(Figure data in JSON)
= = = =

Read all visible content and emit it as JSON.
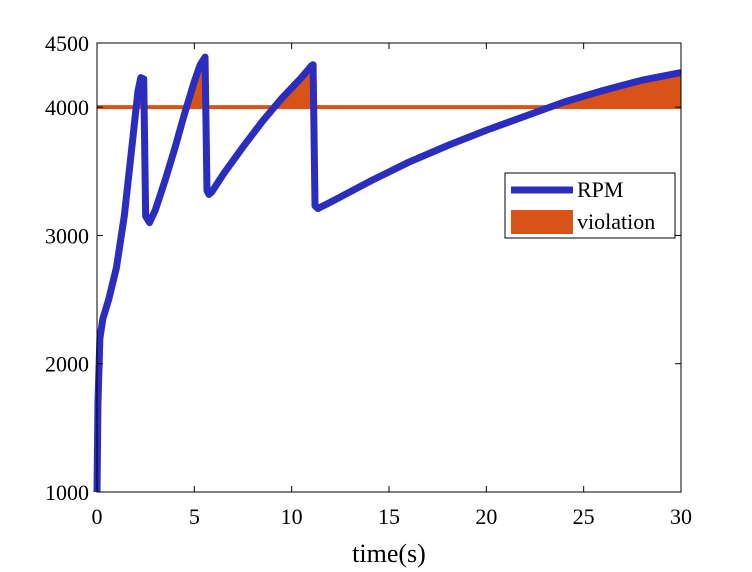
{
  "chart_data": {
    "type": "line",
    "xlabel": "time(s)",
    "ylabel": "",
    "title": "",
    "xlim": [
      0,
      30
    ],
    "ylim": [
      1000,
      4500
    ],
    "xticks": [
      0,
      5,
      10,
      15,
      20,
      25,
      30
    ],
    "yticks": [
      1000,
      2000,
      3000,
      4000,
      4500
    ],
    "xtick_labels": [
      "0",
      "5",
      "10",
      "15",
      "20",
      "25",
      "30"
    ],
    "ytick_labels": [
      "1000",
      "2000",
      "3000",
      "4000",
      "4500"
    ],
    "grid": false,
    "legend_position": "right",
    "threshold": 4000,
    "series": [
      {
        "name": "RPM",
        "color": "#2b2dbf",
        "x": [
          0,
          0.05,
          0.15,
          0.3,
          0.6,
          1.0,
          1.4,
          1.8,
          2.1,
          2.25,
          2.4,
          2.5,
          2.7,
          3.0,
          3.5,
          4.0,
          4.5,
          5.0,
          5.3,
          5.55,
          5.65,
          5.75,
          5.9,
          6.5,
          7.5,
          8.5,
          9.5,
          10.5,
          11.0,
          11.1,
          11.2,
          11.35,
          12.0,
          14.0,
          16.0,
          18.0,
          20.0,
          22.0,
          24.0,
          26.0,
          28.0,
          30.0
        ],
        "y": [
          1000,
          1700,
          2200,
          2350,
          2500,
          2750,
          3150,
          3700,
          4120,
          4230,
          4220,
          3150,
          3100,
          3200,
          3430,
          3680,
          3950,
          4200,
          4330,
          4390,
          3350,
          3320,
          3340,
          3480,
          3690,
          3890,
          4070,
          4230,
          4320,
          4330,
          3230,
          3210,
          3260,
          3420,
          3570,
          3700,
          3820,
          3930,
          4040,
          4130,
          4210,
          4270
        ]
      },
      {
        "name": "violation",
        "color": "#d95319",
        "type": "area",
        "description_of_region": "fill between RPM and 4000 where RPM > 4000"
      }
    ]
  },
  "legend": {
    "items": [
      {
        "label": "RPM",
        "color": "#2b2dbf"
      },
      {
        "label": "violation",
        "color": "#d95319"
      }
    ]
  }
}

= = = =

> **WORK INSTRUCTIONS**
Repeat all of the entries word for word, but omit the pictures.

> **EXERCISE OUTPUT**
Read all visible content and emit it as JSON.
{
  "chart_data": {
    "type": "line",
    "xlabel": "time(s)",
    "ylabel": "",
    "title": "",
    "xlim": [
      0,
      30
    ],
    "ylim": [
      1000,
      4500
    ],
    "xticks": [
      0,
      5,
      10,
      15,
      20,
      25,
      30
    ],
    "yticks": [
      1000,
      2000,
      3000,
      4000,
      4500
    ],
    "xtick_labels": [
      "0",
      "5",
      "10",
      "15",
      "20",
      "25",
      "30"
    ],
    "ytick_labels": [
      "1000",
      "2000",
      "3000",
      "4000",
      "4500"
    ],
    "grid": false,
    "legend_position": "right",
    "threshold": 4000,
    "series": [
      {
        "name": "RPM",
        "color": "#2b2dbf",
        "x": [
          0,
          0.05,
          0.15,
          0.3,
          0.6,
          1.0,
          1.4,
          1.8,
          2.1,
          2.25,
          2.4,
          2.5,
          2.7,
          3.0,
          3.5,
          4.0,
          4.5,
          5.0,
          5.3,
          5.55,
          5.65,
          5.75,
          5.9,
          6.5,
          7.5,
          8.5,
          9.5,
          10.5,
          11.0,
          11.1,
          11.2,
          11.35,
          12.0,
          14.0,
          16.0,
          18.0,
          20.0,
          22.0,
          24.0,
          26.0,
          28.0,
          30.0
        ],
        "y": [
          1000,
          1700,
          2200,
          2350,
          2500,
          2750,
          3150,
          3700,
          4120,
          4230,
          4220,
          3150,
          3100,
          3200,
          3430,
          3680,
          3950,
          4200,
          4330,
          4390,
          3350,
          3320,
          3340,
          3480,
          3690,
          3890,
          4070,
          4230,
          4320,
          4330,
          3230,
          3210,
          3260,
          3420,
          3570,
          3700,
          3820,
          3930,
          4040,
          4130,
          4210,
          4270
        ]
      },
      {
        "name": "violation",
        "color": "#d95319",
        "type": "area",
        "description_of_region": "fill between RPM and 4000 where RPM > 4000"
      }
    ]
  },
  "legend": {
    "items": [
      {
        "label": "RPM",
        "color": "#2b2dbf"
      },
      {
        "label": "violation",
        "color": "#d95319"
      }
    ]
  }
}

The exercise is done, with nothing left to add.